** START OF Data to use **

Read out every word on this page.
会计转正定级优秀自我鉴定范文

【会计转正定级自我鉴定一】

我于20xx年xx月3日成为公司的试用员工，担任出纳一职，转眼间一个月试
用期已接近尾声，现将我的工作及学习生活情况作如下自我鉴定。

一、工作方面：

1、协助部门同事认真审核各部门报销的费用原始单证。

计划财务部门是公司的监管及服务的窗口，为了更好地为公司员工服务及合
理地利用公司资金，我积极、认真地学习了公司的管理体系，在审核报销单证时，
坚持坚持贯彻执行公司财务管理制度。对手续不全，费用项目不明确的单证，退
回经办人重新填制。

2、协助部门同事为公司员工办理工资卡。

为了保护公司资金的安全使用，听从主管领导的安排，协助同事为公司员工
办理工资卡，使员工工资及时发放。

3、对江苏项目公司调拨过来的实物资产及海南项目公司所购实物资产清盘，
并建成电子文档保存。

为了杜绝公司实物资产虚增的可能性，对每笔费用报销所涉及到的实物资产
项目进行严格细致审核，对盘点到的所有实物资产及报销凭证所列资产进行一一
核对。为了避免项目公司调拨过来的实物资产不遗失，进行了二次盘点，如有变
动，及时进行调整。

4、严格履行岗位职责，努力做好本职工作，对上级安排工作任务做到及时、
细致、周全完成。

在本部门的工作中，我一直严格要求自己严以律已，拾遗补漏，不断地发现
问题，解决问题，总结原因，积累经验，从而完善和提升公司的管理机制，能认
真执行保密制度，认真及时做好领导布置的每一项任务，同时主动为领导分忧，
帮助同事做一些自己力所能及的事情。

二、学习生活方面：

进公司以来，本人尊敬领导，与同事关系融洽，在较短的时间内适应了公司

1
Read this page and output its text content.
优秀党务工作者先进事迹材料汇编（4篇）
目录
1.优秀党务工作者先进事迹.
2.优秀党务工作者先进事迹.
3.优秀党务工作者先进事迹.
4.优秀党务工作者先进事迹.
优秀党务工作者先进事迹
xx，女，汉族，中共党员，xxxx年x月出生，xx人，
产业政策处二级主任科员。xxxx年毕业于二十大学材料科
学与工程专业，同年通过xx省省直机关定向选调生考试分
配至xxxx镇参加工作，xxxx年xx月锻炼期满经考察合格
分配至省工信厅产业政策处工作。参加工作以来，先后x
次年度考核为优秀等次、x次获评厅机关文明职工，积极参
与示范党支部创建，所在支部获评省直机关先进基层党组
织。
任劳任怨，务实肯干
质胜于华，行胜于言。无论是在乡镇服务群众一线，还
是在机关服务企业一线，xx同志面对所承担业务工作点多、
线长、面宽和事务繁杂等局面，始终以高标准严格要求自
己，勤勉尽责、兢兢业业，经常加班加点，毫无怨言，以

** END OF Data to use **

**Stated exercise**
Print out every record again, exactly and in full.

**Final answer**
Read out every word on this page.
会计转正定级优秀自我鉴定范文

【会计转正定级自我鉴定一】

我于20xx年xx月3日成为公司的试用员工，担任出纳一职，转眼间一个月试
用期已接近尾声，现将我的工作及学习生活情况作如下自我鉴定。

一、工作方面：

1、协助部门同事认真审核各部门报销的费用原始单证。

计划财务部门是公司的监管及服务的窗口，为了更好地为公司员工服务及合
理地利用公司资金，我积极、认真地学习了公司的管理体系，在审核报销单证时，
坚持坚持贯彻执行公司财务管理制度。对手续不全，费用项目不明确的单证，退
回经办人重新填制。

2、协助部门同事为公司员工办理工资卡。

为了保护公司资金的安全使用，听从主管领导的安排，协助同事为公司员工
办理工资卡，使员工工资及时发放。

3、对江苏项目公司调拨过来的实物资产及海南项目公司所购实物资产清盘，
并建成电子文档保存。

为了杜绝公司实物资产虚增的可能性，对每笔费用报销所涉及到的实物资产
项目进行严格细致审核，对盘点到的所有实物资产及报销凭证所列资产进行一一
核对。为了避免项目公司调拨过来的实物资产不遗失，进行了二次盘点，如有变
动，及时进行调整。

4、严格履行岗位职责，努力做好本职工作，对上级安排工作任务做到及时、
细致、周全完成。

在本部门的工作中，我一直严格要求自己严以律已，拾遗补漏，不断地发现
问题，解决问题，总结原因，积累经验，从而完善和提升公司的管理机制，能认
真执行保密制度，认真及时做好领导布置的每一项任务，同时主动为领导分忧，
帮助同事做一些自己力所能及的事情。

二、学习生活方面：

进公司以来，本人尊敬领导，与同事关系融洽，在较短的时间内适应了公司

1
Read this page and output its text content.
优秀党务工作者先进事迹材料汇编（4篇）
目录
1.优秀党务工作者先进事迹.
2.优秀党务工作者先进事迹.
3.优秀党务工作者先进事迹.
4.优秀党务工作者先进事迹.
优秀党务工作者先进事迹
xx，女，汉族，中共党员，xxxx年x月出生，xx人，
产业政策处二级主任科员。xxxx年毕业于二十大学材料科
学与工程专业，同年通过xx省省直机关定向选调生考试分
配至xxxx镇参加工作，xxxx年xx月锻炼期满经考察合格
分配至省工信厅产业政策处工作。参加工作以来，先后x
次年度考核为优秀等次、x次获评厅机关文明职工，积极参
与示范党支部创建，所在支部获评省直机关先进基层党组
织。
任劳任怨，务实肯干
质胜于华，行胜于言。无论是在乡镇服务群众一线，还
是在机关服务企业一线，xx同志面对所承担业务工作点多、
线长、面宽和事务繁杂等局面，始终以高标准严格要求自
己，勤勉尽责、兢兢业业，经常加班加点，毫无怨言，以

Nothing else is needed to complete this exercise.